- _To be done_:
Take each line that has the word "pásku" and return it.

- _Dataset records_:
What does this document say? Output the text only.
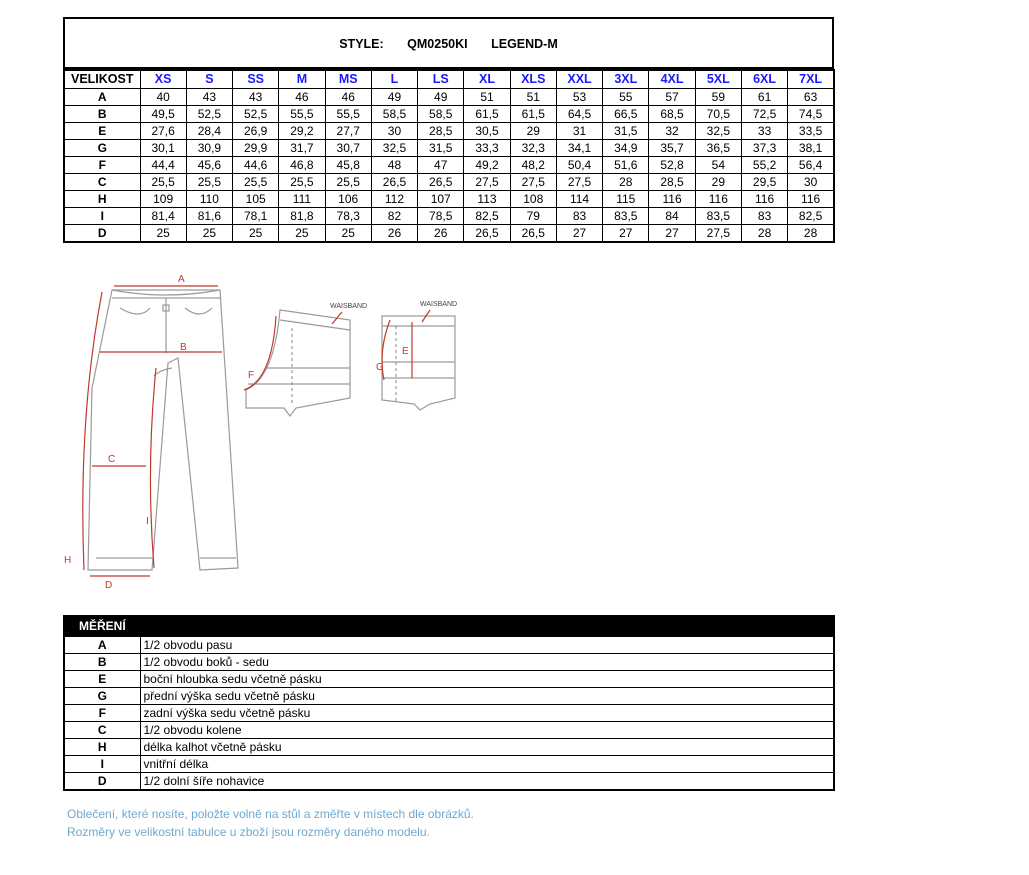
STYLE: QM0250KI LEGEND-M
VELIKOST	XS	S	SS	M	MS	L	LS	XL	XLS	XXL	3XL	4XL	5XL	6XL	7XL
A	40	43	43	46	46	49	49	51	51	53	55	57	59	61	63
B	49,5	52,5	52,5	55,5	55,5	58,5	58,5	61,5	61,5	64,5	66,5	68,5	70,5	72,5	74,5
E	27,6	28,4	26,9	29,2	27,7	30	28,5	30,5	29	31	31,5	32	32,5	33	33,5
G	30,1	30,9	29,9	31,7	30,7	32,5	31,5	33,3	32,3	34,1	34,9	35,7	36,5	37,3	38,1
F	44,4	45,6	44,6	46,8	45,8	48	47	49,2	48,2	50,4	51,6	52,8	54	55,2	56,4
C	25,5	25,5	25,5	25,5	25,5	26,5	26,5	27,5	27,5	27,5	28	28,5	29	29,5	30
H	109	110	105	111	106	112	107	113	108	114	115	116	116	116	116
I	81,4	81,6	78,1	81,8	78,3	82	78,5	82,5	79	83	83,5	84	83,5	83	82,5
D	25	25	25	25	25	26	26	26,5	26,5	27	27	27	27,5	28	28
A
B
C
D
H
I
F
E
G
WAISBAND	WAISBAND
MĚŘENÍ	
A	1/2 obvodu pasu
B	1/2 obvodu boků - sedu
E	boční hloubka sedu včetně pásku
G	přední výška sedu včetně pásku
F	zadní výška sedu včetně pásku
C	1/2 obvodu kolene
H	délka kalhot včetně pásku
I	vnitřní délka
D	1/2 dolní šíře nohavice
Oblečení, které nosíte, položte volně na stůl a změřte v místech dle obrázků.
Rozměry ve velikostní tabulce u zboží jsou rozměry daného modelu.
==
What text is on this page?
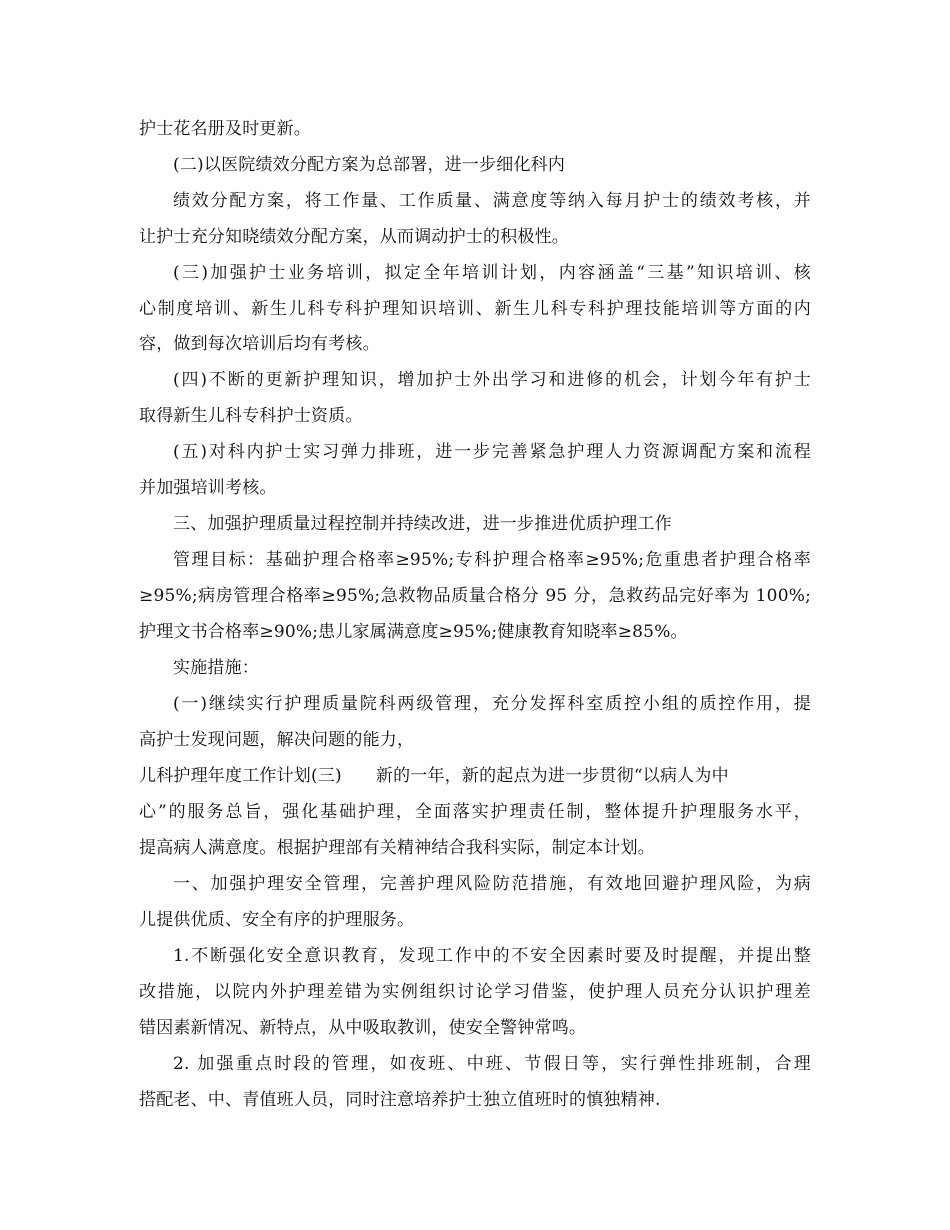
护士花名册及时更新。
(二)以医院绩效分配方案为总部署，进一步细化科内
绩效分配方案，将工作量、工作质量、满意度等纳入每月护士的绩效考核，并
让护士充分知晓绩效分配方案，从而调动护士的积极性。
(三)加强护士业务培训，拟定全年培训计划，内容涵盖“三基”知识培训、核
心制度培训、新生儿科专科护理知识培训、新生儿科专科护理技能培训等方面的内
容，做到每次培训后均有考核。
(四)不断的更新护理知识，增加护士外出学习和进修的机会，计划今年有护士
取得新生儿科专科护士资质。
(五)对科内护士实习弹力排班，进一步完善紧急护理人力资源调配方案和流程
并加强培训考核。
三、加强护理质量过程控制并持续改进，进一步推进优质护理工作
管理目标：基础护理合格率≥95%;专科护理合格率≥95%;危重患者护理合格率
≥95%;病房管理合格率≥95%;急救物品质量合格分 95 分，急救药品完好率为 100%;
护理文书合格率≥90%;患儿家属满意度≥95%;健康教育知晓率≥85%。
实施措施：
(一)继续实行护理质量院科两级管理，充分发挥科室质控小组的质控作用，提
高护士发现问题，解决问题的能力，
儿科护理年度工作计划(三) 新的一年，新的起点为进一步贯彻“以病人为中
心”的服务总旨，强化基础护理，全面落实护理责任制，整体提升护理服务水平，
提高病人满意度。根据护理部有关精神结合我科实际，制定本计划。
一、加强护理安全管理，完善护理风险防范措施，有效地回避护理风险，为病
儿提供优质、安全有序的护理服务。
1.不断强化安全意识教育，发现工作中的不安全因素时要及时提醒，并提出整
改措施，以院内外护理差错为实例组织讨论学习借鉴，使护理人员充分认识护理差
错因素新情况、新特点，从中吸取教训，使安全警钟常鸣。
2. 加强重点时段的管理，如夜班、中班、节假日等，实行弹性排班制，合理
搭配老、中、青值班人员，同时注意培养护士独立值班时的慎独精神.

- _Task solution_:
E	boční hloubka sedu včetně pásku
G	přední výška sedu včetně pásku
F	zadní výška sedu včetně pásku
H	délka kalhot včetně pásku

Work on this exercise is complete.